The task: All lines holding the string "structured" are to be shown.

════════

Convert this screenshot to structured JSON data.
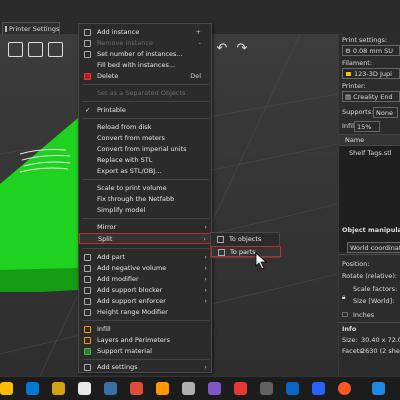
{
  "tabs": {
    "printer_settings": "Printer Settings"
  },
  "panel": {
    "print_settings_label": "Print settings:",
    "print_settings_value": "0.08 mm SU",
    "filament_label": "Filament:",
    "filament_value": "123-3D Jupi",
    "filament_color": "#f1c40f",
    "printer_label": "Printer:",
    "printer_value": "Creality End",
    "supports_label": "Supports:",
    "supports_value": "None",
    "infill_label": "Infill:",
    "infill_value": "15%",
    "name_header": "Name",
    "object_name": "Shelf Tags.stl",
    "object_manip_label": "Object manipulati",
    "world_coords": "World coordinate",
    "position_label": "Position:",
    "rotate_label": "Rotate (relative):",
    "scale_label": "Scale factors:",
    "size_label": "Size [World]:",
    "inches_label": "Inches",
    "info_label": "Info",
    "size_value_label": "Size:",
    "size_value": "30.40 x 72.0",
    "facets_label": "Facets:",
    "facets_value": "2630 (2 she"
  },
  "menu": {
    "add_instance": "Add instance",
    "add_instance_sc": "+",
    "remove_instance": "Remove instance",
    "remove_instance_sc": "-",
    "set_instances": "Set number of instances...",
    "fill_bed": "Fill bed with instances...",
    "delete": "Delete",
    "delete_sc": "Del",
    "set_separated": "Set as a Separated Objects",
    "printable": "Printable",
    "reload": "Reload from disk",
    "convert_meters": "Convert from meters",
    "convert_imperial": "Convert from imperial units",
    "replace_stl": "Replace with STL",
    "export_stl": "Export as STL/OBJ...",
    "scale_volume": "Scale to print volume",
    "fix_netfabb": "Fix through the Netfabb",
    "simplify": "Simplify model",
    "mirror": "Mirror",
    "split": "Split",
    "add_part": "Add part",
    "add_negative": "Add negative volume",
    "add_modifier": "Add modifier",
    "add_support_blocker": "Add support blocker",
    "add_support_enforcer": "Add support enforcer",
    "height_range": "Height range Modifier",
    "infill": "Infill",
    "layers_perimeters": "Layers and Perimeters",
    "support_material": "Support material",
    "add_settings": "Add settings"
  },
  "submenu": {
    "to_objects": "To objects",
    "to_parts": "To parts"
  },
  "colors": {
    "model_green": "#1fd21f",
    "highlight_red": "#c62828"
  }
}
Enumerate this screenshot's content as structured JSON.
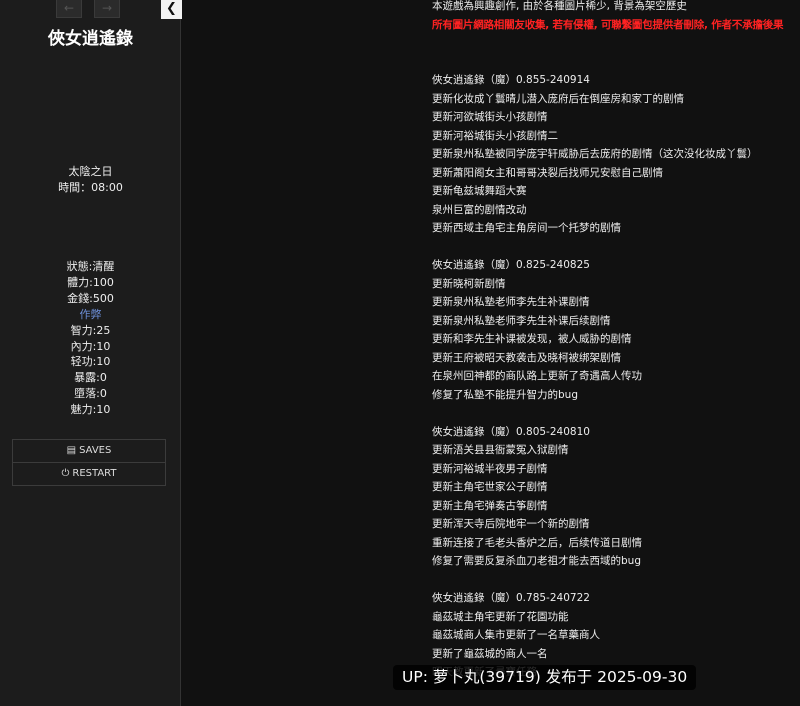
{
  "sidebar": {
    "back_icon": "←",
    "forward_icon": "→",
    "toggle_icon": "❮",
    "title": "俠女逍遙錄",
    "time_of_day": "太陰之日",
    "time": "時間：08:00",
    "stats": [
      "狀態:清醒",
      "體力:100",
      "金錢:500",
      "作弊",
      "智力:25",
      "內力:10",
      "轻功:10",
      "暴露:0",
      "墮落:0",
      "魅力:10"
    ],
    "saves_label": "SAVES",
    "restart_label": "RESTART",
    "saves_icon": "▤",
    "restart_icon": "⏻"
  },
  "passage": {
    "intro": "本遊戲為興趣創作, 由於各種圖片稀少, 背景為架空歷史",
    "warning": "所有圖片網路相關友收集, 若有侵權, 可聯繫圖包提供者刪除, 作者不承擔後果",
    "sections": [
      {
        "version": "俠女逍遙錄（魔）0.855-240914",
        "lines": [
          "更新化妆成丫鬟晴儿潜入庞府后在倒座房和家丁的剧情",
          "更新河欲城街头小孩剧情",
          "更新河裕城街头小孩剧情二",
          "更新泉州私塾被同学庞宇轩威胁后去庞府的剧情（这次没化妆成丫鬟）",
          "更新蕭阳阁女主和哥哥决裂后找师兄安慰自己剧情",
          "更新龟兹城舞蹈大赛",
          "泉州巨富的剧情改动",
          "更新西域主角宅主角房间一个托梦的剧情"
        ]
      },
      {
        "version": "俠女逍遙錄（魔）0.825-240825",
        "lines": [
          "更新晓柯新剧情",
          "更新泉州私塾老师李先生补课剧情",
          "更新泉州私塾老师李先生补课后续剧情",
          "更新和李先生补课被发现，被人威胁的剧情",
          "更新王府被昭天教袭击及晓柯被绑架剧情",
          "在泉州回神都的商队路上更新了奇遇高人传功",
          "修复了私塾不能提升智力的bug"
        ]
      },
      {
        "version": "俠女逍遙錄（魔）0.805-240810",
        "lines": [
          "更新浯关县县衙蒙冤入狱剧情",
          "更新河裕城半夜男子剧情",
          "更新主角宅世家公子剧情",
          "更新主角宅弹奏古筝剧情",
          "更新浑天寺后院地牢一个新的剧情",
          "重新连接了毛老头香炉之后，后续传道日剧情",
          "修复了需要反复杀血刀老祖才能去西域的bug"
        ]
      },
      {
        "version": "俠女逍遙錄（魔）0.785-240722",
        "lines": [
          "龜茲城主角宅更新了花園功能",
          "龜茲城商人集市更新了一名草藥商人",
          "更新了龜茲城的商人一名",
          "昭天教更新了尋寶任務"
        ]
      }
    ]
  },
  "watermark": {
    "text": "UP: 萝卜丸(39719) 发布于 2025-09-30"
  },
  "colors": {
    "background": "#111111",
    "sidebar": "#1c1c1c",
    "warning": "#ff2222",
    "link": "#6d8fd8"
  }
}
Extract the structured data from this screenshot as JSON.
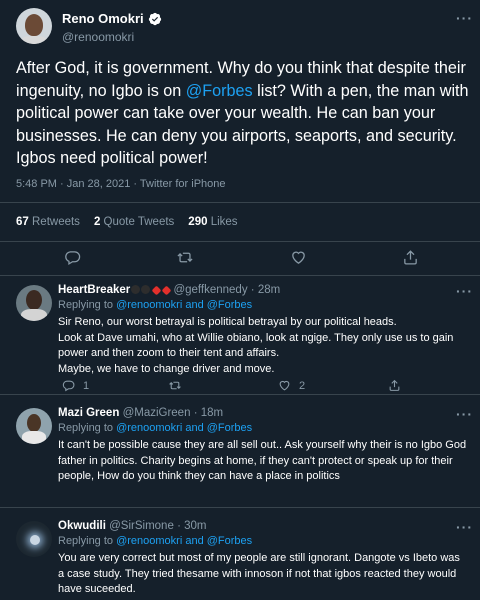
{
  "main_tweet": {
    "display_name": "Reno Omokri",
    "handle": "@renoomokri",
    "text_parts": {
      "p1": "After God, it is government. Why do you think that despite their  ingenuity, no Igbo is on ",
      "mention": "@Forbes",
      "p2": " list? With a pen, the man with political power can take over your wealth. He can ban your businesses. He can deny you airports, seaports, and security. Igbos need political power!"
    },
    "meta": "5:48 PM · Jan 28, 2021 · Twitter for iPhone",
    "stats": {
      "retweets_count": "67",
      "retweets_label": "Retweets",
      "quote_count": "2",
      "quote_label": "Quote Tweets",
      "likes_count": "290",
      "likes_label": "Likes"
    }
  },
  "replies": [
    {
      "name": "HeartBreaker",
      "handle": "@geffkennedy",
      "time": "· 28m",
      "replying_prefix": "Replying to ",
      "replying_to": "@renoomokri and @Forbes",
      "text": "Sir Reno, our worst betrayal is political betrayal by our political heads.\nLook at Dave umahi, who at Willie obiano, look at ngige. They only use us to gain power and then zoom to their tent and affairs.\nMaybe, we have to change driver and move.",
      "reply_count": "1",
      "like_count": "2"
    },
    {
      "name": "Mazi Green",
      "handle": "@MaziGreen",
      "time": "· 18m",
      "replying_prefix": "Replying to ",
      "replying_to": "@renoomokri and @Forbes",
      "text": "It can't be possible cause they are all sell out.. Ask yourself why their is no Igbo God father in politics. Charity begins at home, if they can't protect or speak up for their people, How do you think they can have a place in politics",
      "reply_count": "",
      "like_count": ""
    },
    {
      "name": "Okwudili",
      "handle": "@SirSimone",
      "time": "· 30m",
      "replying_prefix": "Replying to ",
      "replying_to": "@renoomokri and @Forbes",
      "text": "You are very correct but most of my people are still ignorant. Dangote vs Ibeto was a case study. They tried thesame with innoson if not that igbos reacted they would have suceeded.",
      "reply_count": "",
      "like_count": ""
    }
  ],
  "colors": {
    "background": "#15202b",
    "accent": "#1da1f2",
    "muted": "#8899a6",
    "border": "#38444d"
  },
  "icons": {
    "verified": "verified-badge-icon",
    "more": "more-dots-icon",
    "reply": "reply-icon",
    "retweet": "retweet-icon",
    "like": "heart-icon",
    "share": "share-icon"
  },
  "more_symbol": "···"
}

════════

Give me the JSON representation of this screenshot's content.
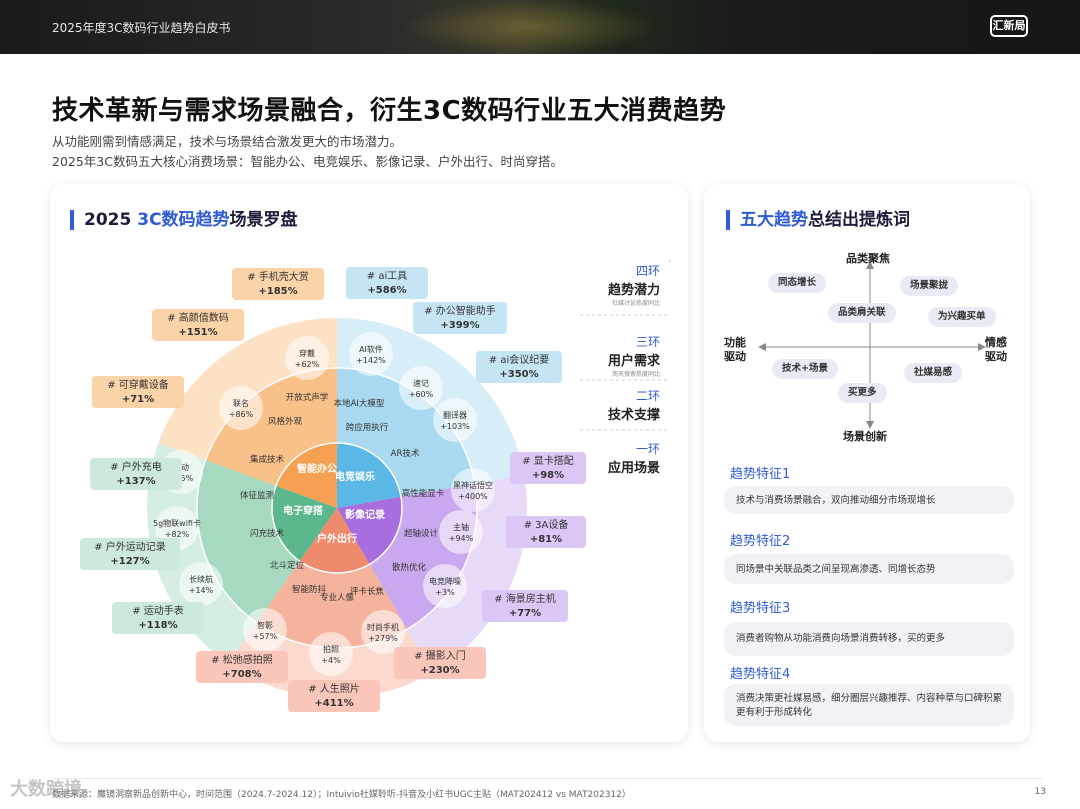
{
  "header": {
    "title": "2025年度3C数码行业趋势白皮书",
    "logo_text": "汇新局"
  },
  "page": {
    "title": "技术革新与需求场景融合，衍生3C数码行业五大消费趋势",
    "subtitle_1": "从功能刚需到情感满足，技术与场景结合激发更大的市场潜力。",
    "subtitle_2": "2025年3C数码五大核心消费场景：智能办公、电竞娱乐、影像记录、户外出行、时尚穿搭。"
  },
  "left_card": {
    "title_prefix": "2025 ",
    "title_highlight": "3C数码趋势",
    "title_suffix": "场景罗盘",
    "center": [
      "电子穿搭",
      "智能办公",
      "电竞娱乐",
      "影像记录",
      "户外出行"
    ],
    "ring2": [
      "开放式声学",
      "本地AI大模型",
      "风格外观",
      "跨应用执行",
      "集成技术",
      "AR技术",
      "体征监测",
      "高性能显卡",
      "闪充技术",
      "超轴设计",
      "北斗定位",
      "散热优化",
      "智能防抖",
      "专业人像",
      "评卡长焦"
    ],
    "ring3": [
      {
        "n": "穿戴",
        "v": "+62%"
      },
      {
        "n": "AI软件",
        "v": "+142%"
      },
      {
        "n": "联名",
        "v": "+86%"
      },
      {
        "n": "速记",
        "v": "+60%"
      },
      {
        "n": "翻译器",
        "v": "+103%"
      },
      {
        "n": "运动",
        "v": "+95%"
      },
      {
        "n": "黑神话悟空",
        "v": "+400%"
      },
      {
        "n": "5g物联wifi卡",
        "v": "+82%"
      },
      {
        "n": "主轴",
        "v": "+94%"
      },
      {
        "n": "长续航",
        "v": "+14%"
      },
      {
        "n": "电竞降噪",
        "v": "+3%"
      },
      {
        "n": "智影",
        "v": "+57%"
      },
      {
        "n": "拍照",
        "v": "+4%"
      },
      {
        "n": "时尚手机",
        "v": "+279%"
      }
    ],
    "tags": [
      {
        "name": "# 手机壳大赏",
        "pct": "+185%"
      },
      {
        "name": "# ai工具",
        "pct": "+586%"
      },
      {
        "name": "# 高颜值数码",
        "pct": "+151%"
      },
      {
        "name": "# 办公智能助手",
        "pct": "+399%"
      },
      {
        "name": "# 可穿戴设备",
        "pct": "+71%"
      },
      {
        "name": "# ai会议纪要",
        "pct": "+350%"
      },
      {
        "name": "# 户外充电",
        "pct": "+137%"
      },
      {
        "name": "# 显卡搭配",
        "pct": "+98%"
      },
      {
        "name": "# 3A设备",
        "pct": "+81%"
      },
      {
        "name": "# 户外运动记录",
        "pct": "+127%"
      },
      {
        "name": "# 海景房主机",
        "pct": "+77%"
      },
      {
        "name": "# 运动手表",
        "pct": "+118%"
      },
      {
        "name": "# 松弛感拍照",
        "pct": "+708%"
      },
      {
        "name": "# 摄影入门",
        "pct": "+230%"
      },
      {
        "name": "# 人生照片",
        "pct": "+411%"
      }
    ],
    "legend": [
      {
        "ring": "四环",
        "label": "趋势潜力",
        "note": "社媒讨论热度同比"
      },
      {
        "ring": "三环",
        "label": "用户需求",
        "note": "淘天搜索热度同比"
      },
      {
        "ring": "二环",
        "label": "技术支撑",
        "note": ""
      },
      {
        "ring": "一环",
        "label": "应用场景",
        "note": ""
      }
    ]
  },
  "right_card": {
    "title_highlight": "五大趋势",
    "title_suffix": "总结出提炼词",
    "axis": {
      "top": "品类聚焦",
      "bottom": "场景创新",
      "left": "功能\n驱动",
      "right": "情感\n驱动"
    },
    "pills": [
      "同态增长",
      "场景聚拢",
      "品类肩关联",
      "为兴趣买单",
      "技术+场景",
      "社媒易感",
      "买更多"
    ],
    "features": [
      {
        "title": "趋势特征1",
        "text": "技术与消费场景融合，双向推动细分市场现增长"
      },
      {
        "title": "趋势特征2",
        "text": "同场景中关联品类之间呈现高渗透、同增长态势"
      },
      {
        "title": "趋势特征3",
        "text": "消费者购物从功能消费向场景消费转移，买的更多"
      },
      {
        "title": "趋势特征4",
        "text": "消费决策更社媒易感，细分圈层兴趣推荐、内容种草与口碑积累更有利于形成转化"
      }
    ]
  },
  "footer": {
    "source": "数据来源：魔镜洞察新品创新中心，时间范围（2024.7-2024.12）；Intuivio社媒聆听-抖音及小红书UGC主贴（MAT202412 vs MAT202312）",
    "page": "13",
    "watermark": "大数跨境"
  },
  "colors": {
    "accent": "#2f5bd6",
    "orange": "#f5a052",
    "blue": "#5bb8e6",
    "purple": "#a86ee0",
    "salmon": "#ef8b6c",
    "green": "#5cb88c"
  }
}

════════

Solution to the problem:
Convert this screenshot to structured JSON data.
Enumerate this screenshot's content as structured JSON.
Extract the structured data from this screenshot as JSON.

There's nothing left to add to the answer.